Work required:
Please recast every line of the items below as a numbered list, leaving out any blank lines.

** START Source material **

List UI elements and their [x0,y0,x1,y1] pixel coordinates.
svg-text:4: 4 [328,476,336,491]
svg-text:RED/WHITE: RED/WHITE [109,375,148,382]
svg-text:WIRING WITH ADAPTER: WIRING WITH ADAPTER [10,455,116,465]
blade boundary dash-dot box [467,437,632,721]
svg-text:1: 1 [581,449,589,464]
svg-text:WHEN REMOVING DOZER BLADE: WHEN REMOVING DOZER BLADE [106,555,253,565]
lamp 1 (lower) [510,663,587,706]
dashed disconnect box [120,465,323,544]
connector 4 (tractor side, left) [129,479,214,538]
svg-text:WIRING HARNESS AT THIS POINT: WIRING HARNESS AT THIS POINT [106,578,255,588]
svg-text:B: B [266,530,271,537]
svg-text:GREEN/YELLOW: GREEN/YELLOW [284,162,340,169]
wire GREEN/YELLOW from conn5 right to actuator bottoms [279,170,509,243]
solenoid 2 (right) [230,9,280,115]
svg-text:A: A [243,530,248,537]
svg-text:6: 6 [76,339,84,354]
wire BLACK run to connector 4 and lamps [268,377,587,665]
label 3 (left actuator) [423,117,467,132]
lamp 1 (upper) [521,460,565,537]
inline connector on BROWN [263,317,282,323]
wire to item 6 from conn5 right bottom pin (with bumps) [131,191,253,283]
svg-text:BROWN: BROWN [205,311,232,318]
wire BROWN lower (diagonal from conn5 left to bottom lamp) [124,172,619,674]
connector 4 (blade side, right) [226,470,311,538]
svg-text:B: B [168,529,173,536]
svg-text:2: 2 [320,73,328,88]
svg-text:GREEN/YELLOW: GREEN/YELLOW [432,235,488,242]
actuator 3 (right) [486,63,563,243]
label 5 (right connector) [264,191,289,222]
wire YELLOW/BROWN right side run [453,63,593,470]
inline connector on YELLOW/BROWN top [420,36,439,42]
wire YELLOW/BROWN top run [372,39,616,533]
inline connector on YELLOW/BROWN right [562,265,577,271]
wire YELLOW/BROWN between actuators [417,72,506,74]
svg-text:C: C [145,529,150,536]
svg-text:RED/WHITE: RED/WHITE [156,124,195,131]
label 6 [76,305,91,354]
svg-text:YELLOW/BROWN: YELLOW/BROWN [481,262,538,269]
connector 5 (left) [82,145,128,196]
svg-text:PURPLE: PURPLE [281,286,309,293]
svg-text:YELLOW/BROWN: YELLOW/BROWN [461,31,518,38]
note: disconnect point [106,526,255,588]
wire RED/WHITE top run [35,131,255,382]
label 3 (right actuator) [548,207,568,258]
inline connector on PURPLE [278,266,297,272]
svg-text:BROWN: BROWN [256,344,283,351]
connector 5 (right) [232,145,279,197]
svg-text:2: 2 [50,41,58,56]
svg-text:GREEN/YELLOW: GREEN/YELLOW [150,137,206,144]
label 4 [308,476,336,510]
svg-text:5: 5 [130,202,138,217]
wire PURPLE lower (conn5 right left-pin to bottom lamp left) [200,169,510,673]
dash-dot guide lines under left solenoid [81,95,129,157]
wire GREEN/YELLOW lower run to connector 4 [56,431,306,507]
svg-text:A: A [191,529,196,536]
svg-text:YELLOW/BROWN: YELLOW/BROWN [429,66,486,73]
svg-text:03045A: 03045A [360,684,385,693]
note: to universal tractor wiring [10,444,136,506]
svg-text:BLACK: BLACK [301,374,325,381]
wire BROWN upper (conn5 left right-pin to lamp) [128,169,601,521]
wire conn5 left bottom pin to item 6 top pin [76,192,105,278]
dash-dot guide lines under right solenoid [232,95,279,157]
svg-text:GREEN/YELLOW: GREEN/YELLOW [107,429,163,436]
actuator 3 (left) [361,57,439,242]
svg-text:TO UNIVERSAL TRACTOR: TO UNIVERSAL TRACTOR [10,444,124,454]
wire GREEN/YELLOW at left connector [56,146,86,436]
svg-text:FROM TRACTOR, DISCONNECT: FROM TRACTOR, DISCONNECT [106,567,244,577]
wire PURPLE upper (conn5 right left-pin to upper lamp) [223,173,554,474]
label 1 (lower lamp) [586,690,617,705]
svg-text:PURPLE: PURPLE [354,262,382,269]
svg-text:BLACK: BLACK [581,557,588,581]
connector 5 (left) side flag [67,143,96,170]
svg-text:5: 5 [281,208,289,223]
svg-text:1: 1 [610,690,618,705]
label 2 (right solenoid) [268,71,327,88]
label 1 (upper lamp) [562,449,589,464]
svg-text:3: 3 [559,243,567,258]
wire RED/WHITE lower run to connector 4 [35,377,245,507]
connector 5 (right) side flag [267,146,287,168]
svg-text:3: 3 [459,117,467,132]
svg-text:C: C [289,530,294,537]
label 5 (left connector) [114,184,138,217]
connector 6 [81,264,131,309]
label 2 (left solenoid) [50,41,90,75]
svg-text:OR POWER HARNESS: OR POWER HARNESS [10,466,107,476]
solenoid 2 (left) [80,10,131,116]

** END Source material **

Right answer:
1. List UI elements and their [x0,y0,x1,y1] pixel coordinates.
2. svg-text:4: 4 [328,476,336,491]
3. svg-text:RED/WHITE: RED/WHITE [109,375,148,382]
4. svg-text:WIRING WITH ADAPTER: WIRING WITH ADAPTER [10,455,116,465]
5. blade boundary dash-dot box [467,437,632,721]
6. svg-text:1: 1 [581,449,589,464]
7. svg-text:WHEN REMOVING DOZER BLADE: WHEN REMOVING DOZER BLADE [106,555,253,565]
8. lamp 1 (lower) [510,663,587,706]
9. dashed disconnect box [120,465,323,544]
10. connector 4 (tractor side, left) [129,479,214,538]
11. svg-text:WIRING HARNESS AT THIS POINT: WIRING HARNESS AT THIS POINT [106,578,255,588]
12. svg-text:B: B [266,530,271,537]
13. svg-text:GREEN/YELLOW: GREEN/YELLOW [284,162,340,169]
14. wire GREEN/YELLOW from conn5 right to actuator bottoms [279,170,509,243]
15. solenoid 2 (right) [230,9,280,115]
16. svg-text:A: A [243,530,248,537]
17. svg-text:6: 6 [76,339,84,354]
18. wire BLACK run to connector 4 and lamps [268,377,587,665]
19. label 3 (left actuator) [423,117,467,132]
20. lamp 1 (upper) [521,460,565,537]
21. inline connector on BROWN [263,317,282,323]
22. wire to item 6 from conn5 right bottom pin (with bumps) [131,191,253,283]
23. svg-text:BROWN: BROWN [205,311,232,318]
24. wire BROWN lower (diagonal from conn5 left to bottom lamp) [124,172,619,674]
25. connector 4 (blade side, right) [226,470,311,538]
26. svg-text:B: B [168,529,173,536]
27. svg-text:2: 2 [320,73,328,88]
28. svg-text:GREEN/YELLOW: GREEN/YELLOW [432,235,488,242]
29. actuator 3 (right) [486,63,563,243]
30. label 5 (right connector) [264,191,289,222]
31. wire YELLOW/BROWN right side run [453,63,593,470]
32. inline connector on YELLOW/BROWN top [420,36,439,42]
33. wire YELLOW/BROWN top run [372,39,616,533]
34. inline connector on YELLOW/BROWN right [562,265,577,271]
35. wire YELLOW/BROWN between actuators [417,72,506,74]
36. svg-text:C: C [145,529,150,536]
37. svg-text:RED/WHITE: RED/WHITE [156,124,195,131]
38. label 6 [76,305,91,354]
39. svg-text:YELLOW/BROWN: YELLOW/BROWN [481,262,538,269]
40. connector 5 (left) [82,145,128,196]
41. svg-text:PURPLE: PURPLE [281,286,309,293]
42. svg-text:YELLOW/BROWN: YELLOW/BROWN [461,31,518,38]
43. note: disconnect point [106,526,255,588]
44. wire RED/WHITE top run [35,131,255,382]
45. label 3 (right actuator) [548,207,568,258]
46. inline connector on PURPLE [278,266,297,272]
47. svg-text:BROWN: BROWN [256,344,283,351]
48. connector 5 (right) [232,145,279,197]
49. svg-text:2: 2 [50,41,58,56]
50. svg-text:GREEN/YELLOW: GREEN/YELLOW [150,137,206,144]
51. label 4 [308,476,336,510]
52. svg-text:5: 5 [130,202,138,217]
53. wire PURPLE lower (conn5 right left-pin to bottom lamp left) [200,169,510,673]
54. dash-dot guide lines under left solenoid [81,95,129,157]
55. wire GREEN/YELLOW lower run to connector 4 [56,431,306,507]
56. svg-text:A: A [191,529,196,536]
57. svg-text:YELLOW/BROWN: YELLOW/BROWN [429,66,486,73]
58. svg-text:03045A: 03045A [360,684,385,693]
59. note: to universal tractor wiring [10,444,136,506]
60. svg-text:BLACK: BLACK [301,374,325,381]
61. wire BROWN upper (conn5 left right-pin to lamp) [128,169,601,521]
62. wire conn5 left bottom pin to item 6 top pin [76,192,105,278]
63. dash-dot guide lines under right solenoid [232,95,279,157]
64. svg-text:GREEN/YELLOW: GREEN/YELLOW [107,429,163,436]
65. actuator 3 (left) [361,57,439,242]
66. svg-text:TO UNIVERSAL TRACTOR: TO UNIVERSAL TRACTOR [10,444,124,454]
67. wire GREEN/YELLOW at left connector [56,146,86,436]
68. svg-text:FROM TRACTOR, DISCONNECT: FROM TRACTOR, DISCONNECT [106,567,244,577]
69. wire PURPLE upper (conn5 right left-pin to upper lamp) [223,173,554,474]
70. label 1 (lower lamp) [586,690,617,705]
71. svg-text:PURPLE: PURPLE [354,262,382,269]
72. svg-text:BLACK: BLACK [581,557,588,581]
73. connector 5 (left) side flag [67,143,96,170]
74. svg-text:5: 5 [281,208,289,223]
75. svg-text:1: 1 [610,690,618,705]
76. label 2 (right solenoid) [268,71,327,88]
77. label 1 (upper lamp) [562,449,589,464]
78. svg-text:3: 3 [559,243,567,258]
79. wire RED/WHITE lower run to connector 4 [35,377,245,507]
80. connector 5 (right) side flag [267,146,287,168]
81. svg-text:3: 3 [459,117,467,132]
82. svg-text:C: C [289,530,294,537]
83. label 5 (left connector) [114,184,138,217]
84. connector 6 [81,264,131,309]
85. label 2 (left solenoid) [50,41,90,75]
86. svg-text:OR POWER HARNESS: OR POWER HARNESS [10,466,107,476]
87. solenoid 2 (left) [80,10,131,116]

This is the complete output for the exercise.